-- begin PASSAGE PROVIDED --

Peru's Underground/American Avant-Garde: Kloaka and the Beat Generation
Peruvian poets Mariela Dreyfus and Roger Santivánez will read from their latest poetry collections.
Overview
Online registration is now closed. Members may still arrive prior to the event and pick up their tickets, and non-members may pay at the door. Email jnegroni@as-coa.org for questions.
Admission: FREE for Americas Society Members; $10.00 for non-members.
This opening event for the Americas Society's Spring 2014 Literature season will feature Peruvian poets Mariela Dreyfus and Roger Santiváñez and U.S. poet Anne Waldman—associated with the Beat writers, and who worked closely with Allen Ginsberg—who will read from their latest books. The reading will underscore the counterpoint of two poetry movements—the American Beat Generation of the 1950s and the Peruvian Kloaka movement of the 1980s—in order to understand the influence of both on their respective cultures and to create a poetic synergy for the present and beyond. Scheduled for the Spring Solstice, the program will celebrate poetic culture as an expression of non-violence and, in particular, the respective new titles by all three poets—Dreyfus's Pez/Fish (Nirala), Santiváñez's Roberts Pool Crepúsculos (Hipocampo), and Waldman's Gossamurmur (Penguin). Translators E.M. O'Connor and Elsa Costa will also participate. A book-signing will follow the reading, in collaboration with Posman Books. In English with bilingual readings.

-- end PASSAGE PROVIDED --
-- begin PROVIDED MATERIAL --

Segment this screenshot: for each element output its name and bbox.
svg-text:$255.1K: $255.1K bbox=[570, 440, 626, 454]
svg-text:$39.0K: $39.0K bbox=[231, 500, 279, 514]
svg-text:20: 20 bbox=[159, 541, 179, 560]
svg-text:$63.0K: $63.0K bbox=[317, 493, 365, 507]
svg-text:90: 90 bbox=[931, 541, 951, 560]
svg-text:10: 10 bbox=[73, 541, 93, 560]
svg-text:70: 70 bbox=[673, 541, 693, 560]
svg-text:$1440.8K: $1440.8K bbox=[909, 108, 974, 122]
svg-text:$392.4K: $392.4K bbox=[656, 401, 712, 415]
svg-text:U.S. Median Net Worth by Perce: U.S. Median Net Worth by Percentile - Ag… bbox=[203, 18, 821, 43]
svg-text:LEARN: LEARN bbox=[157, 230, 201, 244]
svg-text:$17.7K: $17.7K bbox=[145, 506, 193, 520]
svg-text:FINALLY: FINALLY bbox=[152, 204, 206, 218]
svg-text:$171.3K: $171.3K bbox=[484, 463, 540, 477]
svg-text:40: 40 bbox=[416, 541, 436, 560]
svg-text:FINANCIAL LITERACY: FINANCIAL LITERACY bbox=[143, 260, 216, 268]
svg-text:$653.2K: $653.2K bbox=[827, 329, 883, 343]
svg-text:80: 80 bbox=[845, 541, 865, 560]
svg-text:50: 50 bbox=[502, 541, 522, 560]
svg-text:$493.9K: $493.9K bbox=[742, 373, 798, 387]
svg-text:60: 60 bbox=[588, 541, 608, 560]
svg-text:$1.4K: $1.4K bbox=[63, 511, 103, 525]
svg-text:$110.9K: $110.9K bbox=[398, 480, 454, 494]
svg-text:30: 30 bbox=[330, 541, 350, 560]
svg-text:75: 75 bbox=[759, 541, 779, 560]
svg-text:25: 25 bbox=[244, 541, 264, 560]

-- end PROVIDED MATERIAL --

• WHAT TO DO: Repeat from the poetry event announcement the words starting at "Peru's Underground/American Avant-Garde: Kloaka" and ending at "latest poetry collections.", copied word for word.

• FULL ANSWER:
Peru's Underground/American Avant-Garde: Kloaka and the Beat Generation
Peruvian poets Mariela Dreyfus and Roger Santivánez will read from their latest poetry collections.